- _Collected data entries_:
◇ ◇ ◇ ◇ ◇

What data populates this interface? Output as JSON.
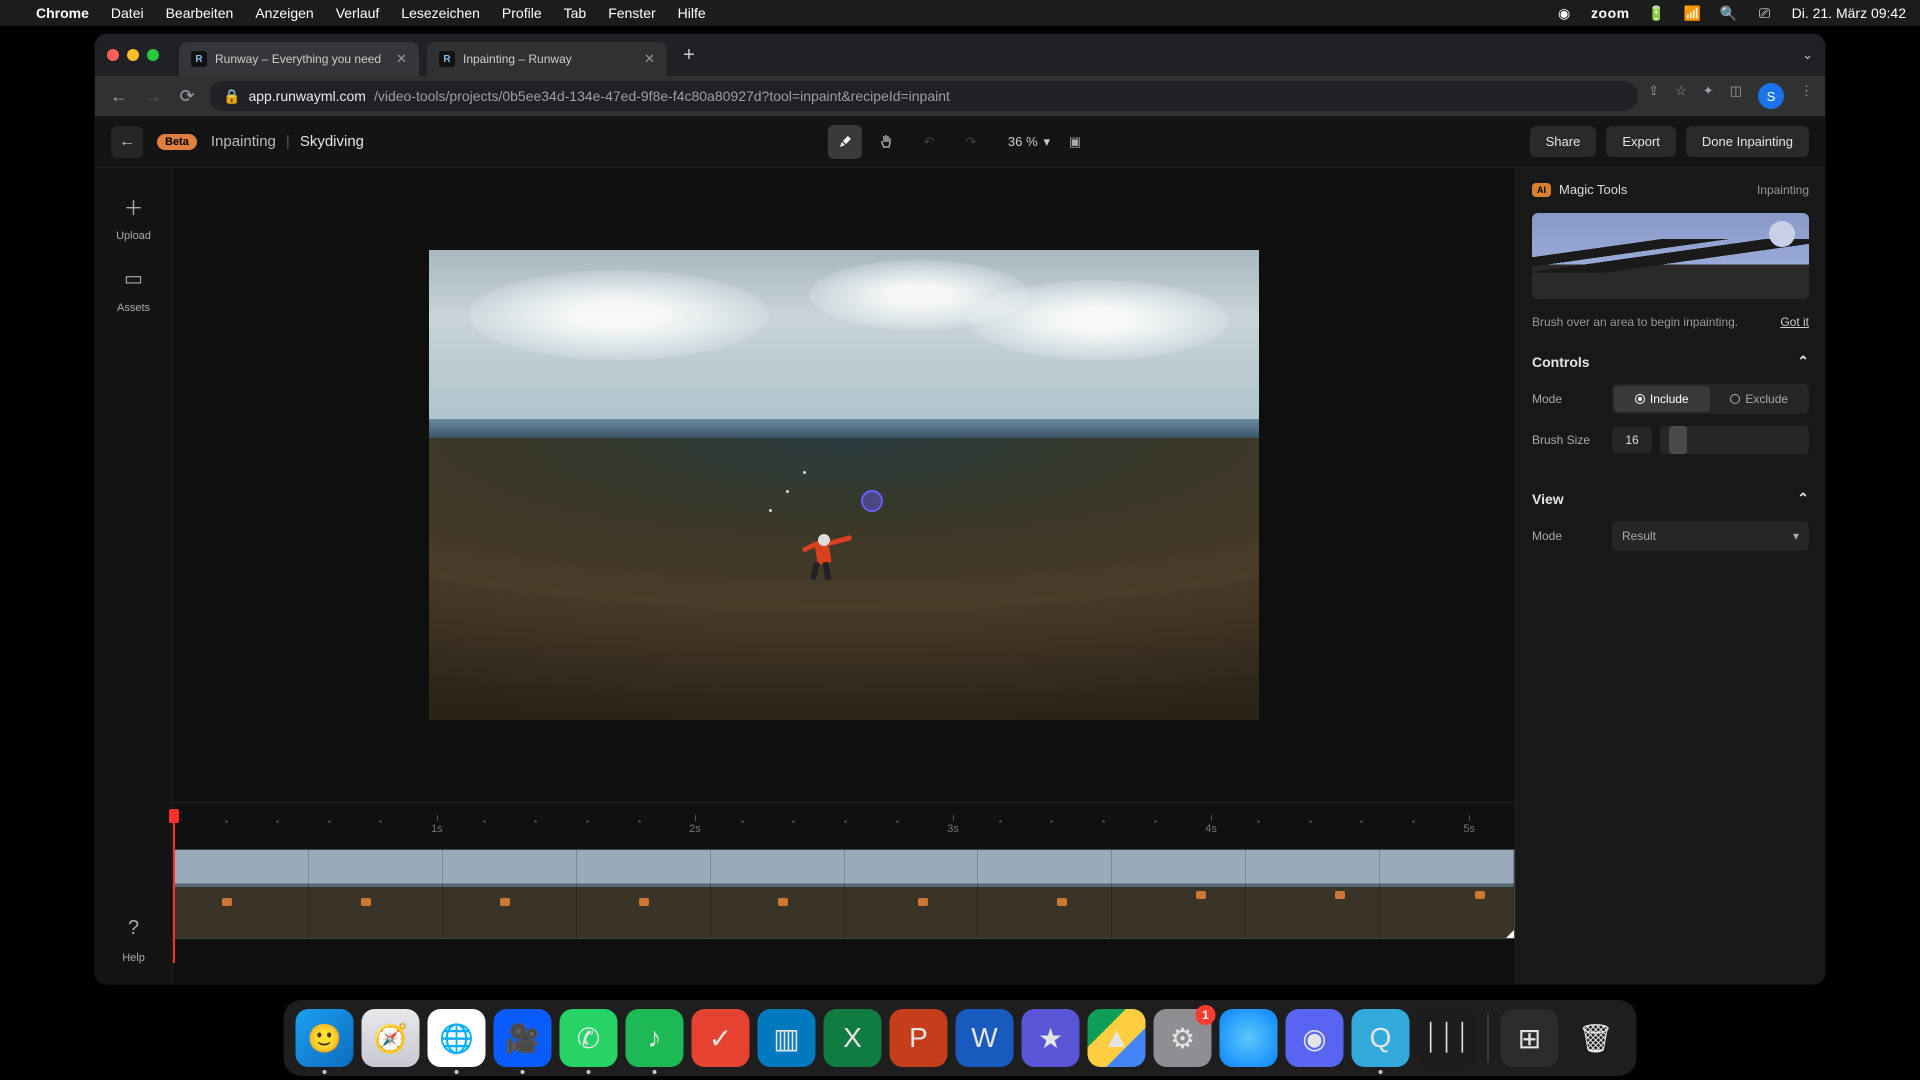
{
  "os_menubar": {
    "app": "Chrome",
    "menus": [
      "Datei",
      "Bearbeiten",
      "Anzeigen",
      "Verlauf",
      "Lesezeichen",
      "Profile",
      "Tab",
      "Fenster",
      "Hilfe"
    ],
    "zoom": "zoom",
    "clock": "Di. 21. März  09:42"
  },
  "browser": {
    "tabs": [
      {
        "title": "Runway – Everything you need",
        "active": false
      },
      {
        "title": "Inpainting – Runway",
        "active": true
      }
    ],
    "url_host": "app.runwayml.com",
    "url_path": "/video-tools/projects/0b5ee34d-134e-47ed-9f8e-f4c80a80927d?tool=inpaint&recipeId=inpaint",
    "avatar_initial": "S"
  },
  "app": {
    "beta_label": "Beta",
    "tool_name": "Inpainting",
    "project_name": "Skydiving",
    "zoom": "36 %",
    "buttons": {
      "share": "Share",
      "export": "Export",
      "done": "Done Inpainting"
    },
    "sidebar": {
      "upload": "Upload",
      "assets": "Assets",
      "help": "Help"
    },
    "right_panel": {
      "magic_tools": "Magic Tools",
      "mode_name": "Inpainting",
      "hint": "Brush over an area to begin inpainting.",
      "got_it": "Got it",
      "controls_header": "Controls",
      "mode_label": "Mode",
      "include": "Include",
      "exclude": "Exclude",
      "brush_label": "Brush Size",
      "brush_value": "16",
      "view_header": "View",
      "view_mode_label": "Mode",
      "view_mode_value": "Result"
    },
    "timeline": {
      "marks": [
        "1s",
        "2s",
        "3s",
        "4s",
        "5s"
      ]
    }
  },
  "dock": {
    "apps": [
      {
        "name": "finder",
        "bg": "linear-gradient(135deg,#1ba1f2,#0d6bbf)",
        "glyph": "🙂",
        "running": true
      },
      {
        "name": "safari",
        "bg": "linear-gradient(180deg,#e8e8ec,#c8c8d0)",
        "glyph": "🧭",
        "running": false
      },
      {
        "name": "chrome",
        "bg": "#fff",
        "glyph": "🌐",
        "running": true
      },
      {
        "name": "zoom",
        "bg": "#0b5cff",
        "glyph": "🎥",
        "running": true
      },
      {
        "name": "whatsapp",
        "bg": "#25d366",
        "glyph": "✆",
        "running": true
      },
      {
        "name": "spotify",
        "bg": "#1db954",
        "glyph": "♪",
        "running": true
      },
      {
        "name": "todoist",
        "bg": "#e44332",
        "glyph": "✓",
        "running": false
      },
      {
        "name": "trello",
        "bg": "#0079bf",
        "glyph": "▥",
        "running": false
      },
      {
        "name": "excel",
        "bg": "#107c41",
        "glyph": "X",
        "running": false
      },
      {
        "name": "powerpoint",
        "bg": "#c43e1c",
        "glyph": "P",
        "running": false
      },
      {
        "name": "word",
        "bg": "#185abd",
        "glyph": "W",
        "running": false
      },
      {
        "name": "imovie",
        "bg": "#5856d6",
        "glyph": "★",
        "running": false
      },
      {
        "name": "drive",
        "bg": "linear-gradient(135deg,#0f9d58 33%,#ffcd40 33% 66%,#4285f4 66%)",
        "glyph": "▲",
        "running": false
      },
      {
        "name": "settings",
        "bg": "#8e8e93",
        "glyph": "⚙",
        "running": false,
        "badge": "1"
      },
      {
        "name": "app-blue",
        "bg": "radial-gradient(circle,#5ac8fa,#0a84ff)",
        "glyph": "",
        "running": false
      },
      {
        "name": "discord",
        "bg": "#5865f2",
        "glyph": "◉",
        "running": false
      },
      {
        "name": "quicktime",
        "bg": "#34aadc",
        "glyph": "Q",
        "running": true
      },
      {
        "name": "voice-memos",
        "bg": "#1c1c1e",
        "glyph": "⏐⏐⏐",
        "running": false
      }
    ],
    "secondary": [
      {
        "name": "calculator",
        "bg": "#2c2c2e",
        "glyph": "⊞"
      },
      {
        "name": "trash",
        "bg": "transparent",
        "glyph": "🗑"
      }
    ]
  }
}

◇ ◇ ◇ ◇ ◇

- _To do_:
Leave out the pictures and give the listing above again exactly.

- _Answer to the task_:
What data populates this interface? Output as JSON.
{
  "os_menubar": {
    "app": "Chrome",
    "menus": [
      "Datei",
      "Bearbeiten",
      "Anzeigen",
      "Verlauf",
      "Lesezeichen",
      "Profile",
      "Tab",
      "Fenster",
      "Hilfe"
    ],
    "zoom": "zoom",
    "clock": "Di. 21. März  09:42"
  },
  "browser": {
    "tabs": [
      {
        "title": "Runway – Everything you need",
        "active": false
      },
      {
        "title": "Inpainting – Runway",
        "active": true
      }
    ],
    "url_host": "app.runwayml.com",
    "url_path": "/video-tools/projects/0b5ee34d-134e-47ed-9f8e-f4c80a80927d?tool=inpaint&recipeId=inpaint",
    "avatar_initial": "S"
  },
  "app": {
    "beta_label": "Beta",
    "tool_name": "Inpainting",
    "project_name": "Skydiving",
    "zoom": "36 %",
    "buttons": {
      "share": "Share",
      "export": "Export",
      "done": "Done Inpainting"
    },
    "sidebar": {
      "upload": "Upload",
      "assets": "Assets",
      "help": "Help"
    },
    "right_panel": {
      "magic_tools": "Magic Tools",
      "mode_name": "Inpainting",
      "hint": "Brush over an area to begin inpainting.",
      "got_it": "Got it",
      "controls_header": "Controls",
      "mode_label": "Mode",
      "include": "Include",
      "exclude": "Exclude",
      "brush_label": "Brush Size",
      "brush_value": "16",
      "view_header": "View",
      "view_mode_label": "Mode",
      "view_mode_value": "Result"
    },
    "timeline": {
      "marks": [
        "1s",
        "2s",
        "3s",
        "4s",
        "5s"
      ]
    }
  },
  "dock": {
    "apps": [
      {
        "name": "finder",
        "bg": "linear-gradient(135deg,#1ba1f2,#0d6bbf)",
        "glyph": "🙂",
        "running": true
      },
      {
        "name": "safari",
        "bg": "linear-gradient(180deg,#e8e8ec,#c8c8d0)",
        "glyph": "🧭",
        "running": false
      },
      {
        "name": "chrome",
        "bg": "#fff",
        "glyph": "🌐",
        "running": true
      },
      {
        "name": "zoom",
        "bg": "#0b5cff",
        "glyph": "🎥",
        "running": true
      },
      {
        "name": "whatsapp",
        "bg": "#25d366",
        "glyph": "✆",
        "running": true
      },
      {
        "name": "spotify",
        "bg": "#1db954",
        "glyph": "♪",
        "running": true
      },
      {
        "name": "todoist",
        "bg": "#e44332",
        "glyph": "✓",
        "running": false
      },
      {
        "name": "trello",
        "bg": "#0079bf",
        "glyph": "▥",
        "running": false
      },
      {
        "name": "excel",
        "bg": "#107c41",
        "glyph": "X",
        "running": false
      },
      {
        "name": "powerpoint",
        "bg": "#c43e1c",
        "glyph": "P",
        "running": false
      },
      {
        "name": "word",
        "bg": "#185abd",
        "glyph": "W",
        "running": false
      },
      {
        "name": "imovie",
        "bg": "#5856d6",
        "glyph": "★",
        "running": false
      },
      {
        "name": "drive",
        "bg": "linear-gradient(135deg,#0f9d58 33%,#ffcd40 33% 66%,#4285f4 66%)",
        "glyph": "▲",
        "running": false
      },
      {
        "name": "settings",
        "bg": "#8e8e93",
        "glyph": "⚙",
        "running": false,
        "badge": "1"
      },
      {
        "name": "app-blue",
        "bg": "radial-gradient(circle,#5ac8fa,#0a84ff)",
        "glyph": "",
        "running": false
      },
      {
        "name": "discord",
        "bg": "#5865f2",
        "glyph": "◉",
        "running": false
      },
      {
        "name": "quicktime",
        "bg": "#34aadc",
        "glyph": "Q",
        "running": true
      },
      {
        "name": "voice-memos",
        "bg": "#1c1c1e",
        "glyph": "⏐⏐⏐",
        "running": false
      }
    ],
    "secondary": [
      {
        "name": "calculator",
        "bg": "#2c2c2e",
        "glyph": "⊞"
      },
      {
        "name": "trash",
        "bg": "transparent",
        "glyph": "🗑"
      }
    ]
  }
}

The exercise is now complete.